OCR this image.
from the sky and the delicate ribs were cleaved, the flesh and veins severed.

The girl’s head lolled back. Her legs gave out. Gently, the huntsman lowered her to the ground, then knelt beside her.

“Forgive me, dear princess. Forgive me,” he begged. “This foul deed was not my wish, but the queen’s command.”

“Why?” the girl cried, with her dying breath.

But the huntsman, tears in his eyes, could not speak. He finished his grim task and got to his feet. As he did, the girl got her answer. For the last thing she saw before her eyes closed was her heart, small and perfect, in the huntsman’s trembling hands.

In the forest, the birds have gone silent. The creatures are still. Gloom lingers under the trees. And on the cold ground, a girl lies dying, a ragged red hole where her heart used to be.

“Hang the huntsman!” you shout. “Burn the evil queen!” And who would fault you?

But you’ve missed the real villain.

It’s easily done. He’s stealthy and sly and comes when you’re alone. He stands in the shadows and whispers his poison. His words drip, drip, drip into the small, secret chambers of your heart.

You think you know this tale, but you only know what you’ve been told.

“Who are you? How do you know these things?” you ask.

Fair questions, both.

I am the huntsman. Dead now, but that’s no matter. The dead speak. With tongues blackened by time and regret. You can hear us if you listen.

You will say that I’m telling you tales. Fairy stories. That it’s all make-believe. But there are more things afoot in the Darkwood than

═══

Task details: Quote every entry exactly.

The completed task:
OCR this image.
from the sky and the delicate ribs were cleaved, the flesh and veins severed.

The girl’s head lolled back. Her legs gave out. Gently, the huntsman lowered her to the ground, then knelt beside her.

“Forgive me, dear princess. Forgive me,” he begged. “This foul deed was not my wish, but the queen’s command.”

“Why?” the girl cried, with her dying breath.

But the huntsman, tears in his eyes, could not speak. He finished his grim task and got to his feet. As he did, the girl got her answer. For the last thing she saw before her eyes closed was her heart, small and perfect, in the huntsman’s trembling hands.

In the forest, the birds have gone silent. The creatures are still. Gloom lingers under the trees. And on the cold ground, a girl lies dying, a ragged red hole where her heart used to be.

“Hang the huntsman!” you shout. “Burn the evil queen!” And who would fault you?

But you’ve missed the real villain.

It’s easily done. He’s stealthy and sly and comes when you’re alone. He stands in the shadows and whispers his poison. His words drip, drip, drip into the small, secret chambers of your heart.

You think you know this tale, but you only know what you’ve been told.

“Who are you? How do you know these things?” you ask.

Fair questions, both.

I am the huntsman. Dead now, but that’s no matter. The dead speak. With tongues blackened by time and regret. You can hear us if you listen.

You will say that I’m telling you tales. Fairy stories. That it’s all make-believe. But there are more things afoot in the Darkwood than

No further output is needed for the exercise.